== Dataset extract ==

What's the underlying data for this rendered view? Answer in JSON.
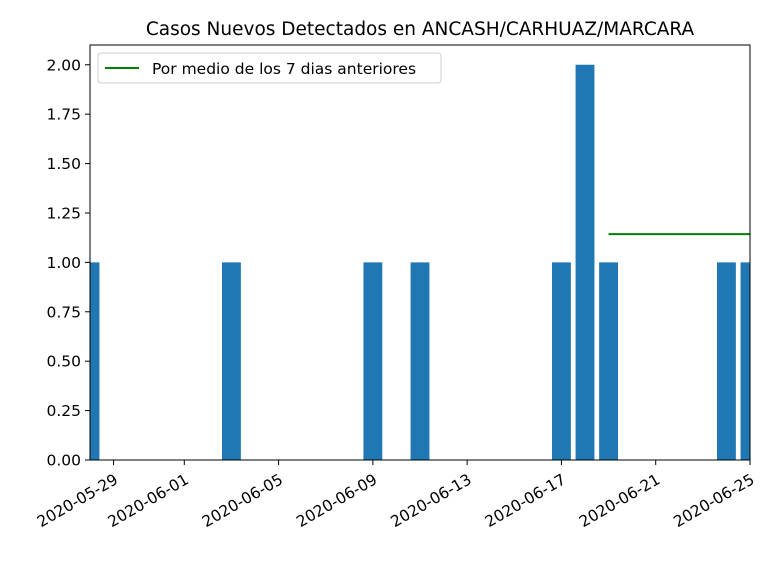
{
  "chart_data": {
    "type": "bar",
    "title": "Casos Nuevos Detectados en ANCASH/CARHUAZ/MARCARA",
    "xlabel": "",
    "ylabel": "",
    "x_start": "2020-05-28",
    "x_end": "2020-06-25",
    "ylim": [
      0,
      2.1
    ],
    "yticks": [
      "0.00",
      "0.25",
      "0.50",
      "0.75",
      "1.00",
      "1.25",
      "1.50",
      "1.75",
      "2.00"
    ],
    "ytick_values": [
      0,
      0.25,
      0.5,
      0.75,
      1.0,
      1.25,
      1.5,
      1.75,
      2.0
    ],
    "xticks": [
      "2020-05-29",
      "2020-06-01",
      "2020-06-05",
      "2020-06-09",
      "2020-06-13",
      "2020-06-17",
      "2020-06-21",
      "2020-06-25"
    ],
    "bars": [
      {
        "date": "2020-05-28",
        "value": 1
      },
      {
        "date": "2020-06-03",
        "value": 1
      },
      {
        "date": "2020-06-09",
        "value": 1
      },
      {
        "date": "2020-06-11",
        "value": 1
      },
      {
        "date": "2020-06-17",
        "value": 1
      },
      {
        "date": "2020-06-18",
        "value": 2
      },
      {
        "date": "2020-06-19",
        "value": 1
      },
      {
        "date": "2020-06-24",
        "value": 1
      },
      {
        "date": "2020-06-25",
        "value": 1
      }
    ],
    "line": {
      "name": "Por medio de los 7 dias anteriores",
      "color": "#008000",
      "points": [
        {
          "date": "2020-06-19",
          "value": 1.142857
        },
        {
          "date": "2020-06-25",
          "value": 1.142857
        }
      ]
    },
    "bar_color": "#1f77b4",
    "legend_position": "upper-left",
    "grid": false
  }
}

===

> [Direction]: Check each line of the records for the word "date" and extract those that contain it.

> [Answer in full]:
        "date": "2020-05-28",
        "date": "2020-06-03",
        "date": "2020-06-09",
        "date": "2020-06-11",
        "date": "2020-06-17",
        "date": "2020-06-18",
        "date": "2020-06-19",
        "date": "2020-06-24",
        "date": "2020-06-25",
          "date": "2020-06-19",
          "date": "2020-06-25",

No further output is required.